##### PROVIDED DATA #####
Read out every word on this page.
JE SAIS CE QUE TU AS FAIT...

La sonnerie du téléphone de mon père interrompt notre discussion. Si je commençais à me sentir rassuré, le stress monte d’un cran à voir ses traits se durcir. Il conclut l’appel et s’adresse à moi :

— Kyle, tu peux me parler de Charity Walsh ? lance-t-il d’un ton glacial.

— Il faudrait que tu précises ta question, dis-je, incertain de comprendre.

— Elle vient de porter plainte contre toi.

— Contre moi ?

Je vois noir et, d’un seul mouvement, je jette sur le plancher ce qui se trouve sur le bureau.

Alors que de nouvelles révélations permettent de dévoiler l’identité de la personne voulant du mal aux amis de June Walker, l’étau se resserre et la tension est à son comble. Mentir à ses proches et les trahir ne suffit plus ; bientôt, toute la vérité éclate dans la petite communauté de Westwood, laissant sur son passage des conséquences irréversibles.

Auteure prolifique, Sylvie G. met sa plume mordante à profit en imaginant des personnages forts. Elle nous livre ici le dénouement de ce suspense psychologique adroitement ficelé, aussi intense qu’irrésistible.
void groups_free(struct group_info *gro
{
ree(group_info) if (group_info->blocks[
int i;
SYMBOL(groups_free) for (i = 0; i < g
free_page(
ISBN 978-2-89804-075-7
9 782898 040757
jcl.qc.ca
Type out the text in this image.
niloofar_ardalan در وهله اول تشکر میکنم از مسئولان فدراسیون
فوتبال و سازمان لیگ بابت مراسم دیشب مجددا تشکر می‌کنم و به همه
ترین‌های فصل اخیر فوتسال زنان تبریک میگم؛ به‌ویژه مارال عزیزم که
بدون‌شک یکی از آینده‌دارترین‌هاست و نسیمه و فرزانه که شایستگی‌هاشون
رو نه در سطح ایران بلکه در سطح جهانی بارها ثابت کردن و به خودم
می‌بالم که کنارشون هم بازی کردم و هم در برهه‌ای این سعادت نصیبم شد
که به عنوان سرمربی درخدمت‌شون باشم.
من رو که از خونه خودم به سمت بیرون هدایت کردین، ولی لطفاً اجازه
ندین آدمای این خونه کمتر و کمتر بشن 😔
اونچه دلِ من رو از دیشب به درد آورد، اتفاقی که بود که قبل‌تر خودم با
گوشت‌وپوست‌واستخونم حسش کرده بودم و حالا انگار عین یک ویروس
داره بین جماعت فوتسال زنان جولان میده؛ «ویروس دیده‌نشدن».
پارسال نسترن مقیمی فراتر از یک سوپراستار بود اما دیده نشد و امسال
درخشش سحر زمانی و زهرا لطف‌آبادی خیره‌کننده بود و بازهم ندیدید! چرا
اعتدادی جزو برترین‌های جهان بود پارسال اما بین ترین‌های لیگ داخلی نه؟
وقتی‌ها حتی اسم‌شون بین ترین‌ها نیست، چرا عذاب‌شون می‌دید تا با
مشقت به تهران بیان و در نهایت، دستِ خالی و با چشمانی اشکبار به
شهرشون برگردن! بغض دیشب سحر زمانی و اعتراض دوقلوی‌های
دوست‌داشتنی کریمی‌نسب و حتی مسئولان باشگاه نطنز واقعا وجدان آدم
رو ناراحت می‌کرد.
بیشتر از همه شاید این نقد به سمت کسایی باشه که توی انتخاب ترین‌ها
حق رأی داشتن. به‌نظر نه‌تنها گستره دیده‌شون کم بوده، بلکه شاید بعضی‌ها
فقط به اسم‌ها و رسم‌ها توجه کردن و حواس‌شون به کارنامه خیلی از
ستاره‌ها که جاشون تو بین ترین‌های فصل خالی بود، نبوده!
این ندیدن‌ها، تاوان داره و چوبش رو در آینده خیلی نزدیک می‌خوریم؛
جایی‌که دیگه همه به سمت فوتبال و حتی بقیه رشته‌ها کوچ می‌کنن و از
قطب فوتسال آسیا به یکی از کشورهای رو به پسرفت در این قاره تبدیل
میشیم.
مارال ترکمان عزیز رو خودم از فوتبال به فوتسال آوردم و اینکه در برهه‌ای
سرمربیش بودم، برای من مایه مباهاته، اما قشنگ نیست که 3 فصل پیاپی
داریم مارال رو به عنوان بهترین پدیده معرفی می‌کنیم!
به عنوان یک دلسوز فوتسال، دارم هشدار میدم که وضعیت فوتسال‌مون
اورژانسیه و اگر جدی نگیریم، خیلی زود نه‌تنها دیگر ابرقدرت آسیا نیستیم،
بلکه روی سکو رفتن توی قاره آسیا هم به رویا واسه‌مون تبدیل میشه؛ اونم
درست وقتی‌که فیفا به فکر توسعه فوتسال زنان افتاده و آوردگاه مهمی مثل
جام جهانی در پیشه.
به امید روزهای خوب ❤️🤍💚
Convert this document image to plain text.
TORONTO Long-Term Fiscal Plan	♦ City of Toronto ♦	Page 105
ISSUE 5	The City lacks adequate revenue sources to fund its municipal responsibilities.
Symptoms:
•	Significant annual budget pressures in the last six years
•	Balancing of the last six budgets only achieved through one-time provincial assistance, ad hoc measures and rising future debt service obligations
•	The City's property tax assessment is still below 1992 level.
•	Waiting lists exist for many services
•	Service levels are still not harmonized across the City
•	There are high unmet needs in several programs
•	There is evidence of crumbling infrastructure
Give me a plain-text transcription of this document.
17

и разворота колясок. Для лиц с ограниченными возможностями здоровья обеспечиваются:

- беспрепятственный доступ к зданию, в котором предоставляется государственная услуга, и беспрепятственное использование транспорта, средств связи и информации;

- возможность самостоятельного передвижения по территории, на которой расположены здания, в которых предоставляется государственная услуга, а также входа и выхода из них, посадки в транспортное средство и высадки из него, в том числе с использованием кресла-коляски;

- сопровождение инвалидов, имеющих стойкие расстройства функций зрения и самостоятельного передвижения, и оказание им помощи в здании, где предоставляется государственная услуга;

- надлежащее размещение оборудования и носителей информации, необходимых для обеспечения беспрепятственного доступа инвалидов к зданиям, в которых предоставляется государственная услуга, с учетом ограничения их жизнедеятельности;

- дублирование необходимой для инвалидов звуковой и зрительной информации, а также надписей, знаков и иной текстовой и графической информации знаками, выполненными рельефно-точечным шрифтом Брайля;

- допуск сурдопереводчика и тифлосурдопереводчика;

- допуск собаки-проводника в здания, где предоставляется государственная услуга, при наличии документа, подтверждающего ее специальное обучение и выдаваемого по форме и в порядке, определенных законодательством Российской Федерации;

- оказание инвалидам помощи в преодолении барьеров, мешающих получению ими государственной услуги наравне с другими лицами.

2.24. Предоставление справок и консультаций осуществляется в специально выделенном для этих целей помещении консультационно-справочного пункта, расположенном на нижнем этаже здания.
#####
EXERCISE TASK:
The entries above should be repeated exactly, every one of them.

SOLVED EXERCISE:
Read out every word on this page.
JE SAIS CE QUE TU AS FAIT...

La sonnerie du téléphone de mon père interrompt notre discussion. Si je commençais à me sentir rassuré, le stress monte d’un cran à voir ses traits se durcir. Il conclut l’appel et s’adresse à moi :

— Kyle, tu peux me parler de Charity Walsh ? lance-t-il d’un ton glacial.

— Il faudrait que tu précises ta question, dis-je, incertain de comprendre.

— Elle vient de porter plainte contre toi.

— Contre moi ?

Je vois noir et, d’un seul mouvement, je jette sur le plancher ce qui se trouve sur le bureau.

Alors que de nouvelles révélations permettent de dévoiler l’identité de la personne voulant du mal aux amis de June Walker, l’étau se resserre et la tension est à son comble. Mentir à ses proches et les trahir ne suffit plus ; bientôt, toute la vérité éclate dans la petite communauté de Westwood, laissant sur son passage des conséquences irréversibles.

Auteure prolifique, Sylvie G. met sa plume mordante à profit en imaginant des personnages forts. Elle nous livre ici le dénouement de ce suspense psychologique adroitement ficelé, aussi intense qu’irrésistible.
void groups_free(struct group_info *gro
{
ree(group_info) if (group_info->blocks[
int i;
SYMBOL(groups_free) for (i = 0; i < g
free_page(
ISBN 978-2-89804-075-7
9 782898 040757
jcl.qc.ca
Type out the text in this image.
niloofar_ardalan در وهله اول تشکر میکنم از مسئولان فدراسیون
فوتبال و سازمان لیگ بابت مراسم دیشب مجددا تشکر می‌کنم و به همه
ترین‌های فصل اخیر فوتسال زنان تبریک میگم؛ به‌ویژه مارال عزیزم که
بدون‌شک یکی از آینده‌دارترین‌هاست و نسیمه و فرزانه که شایستگی‌هاشون
رو نه در سطح ایران بلکه در سطح جهانی بارها ثابت کردن و به خودم
می‌بالم که کنارشون هم بازی کردم و هم در برهه‌ای این سعادت نصیبم شد
که به عنوان سرمربی درخدمت‌شون باشم.
من رو که از خونه خودم به سمت بیرون هدایت کردین، ولی لطفاً اجازه
ندین آدمای این خونه کمتر و کمتر بشن 😔
اونچه دلِ من رو از دیشب به درد آورد، اتفاقی که بود که قبل‌تر خودم با
گوشت‌وپوست‌واستخونم حسش کرده بودم و حالا انگار عین یک ویروس
داره بین جماعت فوتسال زنان جولان میده؛ «ویروس دیده‌نشدن».
پارسال نسترن مقیمی فراتر از یک سوپراستار بود اما دیده نشد و امسال
درخشش سحر زمانی و زهرا لطف‌آبادی خیره‌کننده بود و بازهم ندیدید! چرا
اعتدادی جزو برترین‌های جهان بود پارسال اما بین ترین‌های لیگ داخلی نه؟
وقتی‌ها حتی اسم‌شون بین ترین‌ها نیست، چرا عذاب‌شون می‌دید تا با
مشقت به تهران بیان و در نهایت، دستِ خالی و با چشمانی اشکبار به
شهرشون برگردن! بغض دیشب سحر زمانی و اعتراض دوقلوی‌های
دوست‌داشتنی کریمی‌نسب و حتی مسئولان باشگاه نطنز واقعا وجدان آدم
رو ناراحت می‌کرد.
بیشتر از همه شاید این نقد به سمت کسایی باشه که توی انتخاب ترین‌ها
حق رأی داشتن. به‌نظر نه‌تنها گستره دیده‌شون کم بوده، بلکه شاید بعضی‌ها
فقط به اسم‌ها و رسم‌ها توجه کردن و حواس‌شون به کارنامه خیلی از
ستاره‌ها که جاشون تو بین ترین‌های فصل خالی بود، نبوده!
این ندیدن‌ها، تاوان داره و چوبش رو در آینده خیلی نزدیک می‌خوریم؛
جایی‌که دیگه همه به سمت فوتبال و حتی بقیه رشته‌ها کوچ می‌کنن و از
قطب فوتسال آسیا به یکی از کشورهای رو به پسرفت در این قاره تبدیل
میشیم.
مارال ترکمان عزیز رو خودم از فوتبال به فوتسال آوردم و اینکه در برهه‌ای
سرمربیش بودم، برای من مایه مباهاته، اما قشنگ نیست که 3 فصل پیاپی
داریم مارال رو به عنوان بهترین پدیده معرفی می‌کنیم!
به عنوان یک دلسوز فوتسال، دارم هشدار میدم که وضعیت فوتسال‌مون
اورژانسیه و اگر جدی نگیریم، خیلی زود نه‌تنها دیگر ابرقدرت آسیا نیستیم،
بلکه روی سکو رفتن توی قاره آسیا هم به رویا واسه‌مون تبدیل میشه؛ اونم
درست وقتی‌که فیفا به فکر توسعه فوتسال زنان افتاده و آوردگاه مهمی مثل
جام جهانی در پیشه.
به امید روزهای خوب ❤️🤍💚
Convert this document image to plain text.
TORONTO Long-Term Fiscal Plan	♦ City of Toronto ♦	Page 105
ISSUE 5	The City lacks adequate revenue sources to fund its municipal responsibilities.
Symptoms:
•	Significant annual budget pressures in the last six years
•	Balancing of the last six budgets only achieved through one-time provincial assistance, ad hoc measures and rising future debt service obligations
•	The City's property tax assessment is still below 1992 level.
•	Waiting lists exist for many services
•	Service levels are still not harmonized across the City
•	There are high unmet needs in several programs
•	There is evidence of crumbling infrastructure
Give me a plain-text transcription of this document.
17

и разворота колясок. Для лиц с ограниченными возможностями здоровья обеспечиваются:

- беспрепятственный доступ к зданию, в котором предоставляется государственная услуга, и беспрепятственное использование транспорта, средств связи и информации;

- возможность самостоятельного передвижения по территории, на которой расположены здания, в которых предоставляется государственная услуга, а также входа и выхода из них, посадки в транспортное средство и высадки из него, в том числе с использованием кресла-коляски;

- сопровождение инвалидов, имеющих стойкие расстройства функций зрения и самостоятельного передвижения, и оказание им помощи в здании, где предоставляется государственная услуга;

- надлежащее размещение оборудования и носителей информации, необходимых для обеспечения беспрепятственного доступа инвалидов к зданиям, в которых предоставляется государственная услуга, с учетом ограничения их жизнедеятельности;

- дублирование необходимой для инвалидов звуковой и зрительной информации, а также надписей, знаков и иной текстовой и графической информации знаками, выполненными рельефно-точечным шрифтом Брайля;

- допуск сурдопереводчика и тифлосурдопереводчика;

- допуск собаки-проводника в здания, где предоставляется государственная услуга, при наличии документа, подтверждающего ее специальное обучение и выдаваемого по форме и в порядке, определенных законодательством Российской Федерации;

- оказание инвалидам помощи в преодолении барьеров, мешающих получению ими государственной услуги наравне с другими лицами.

2.24. Предоставление справок и консультаций осуществляется в специально выделенном для этих целей помещении консультационно-справочного пункта, расположенном на нижнем этаже здания.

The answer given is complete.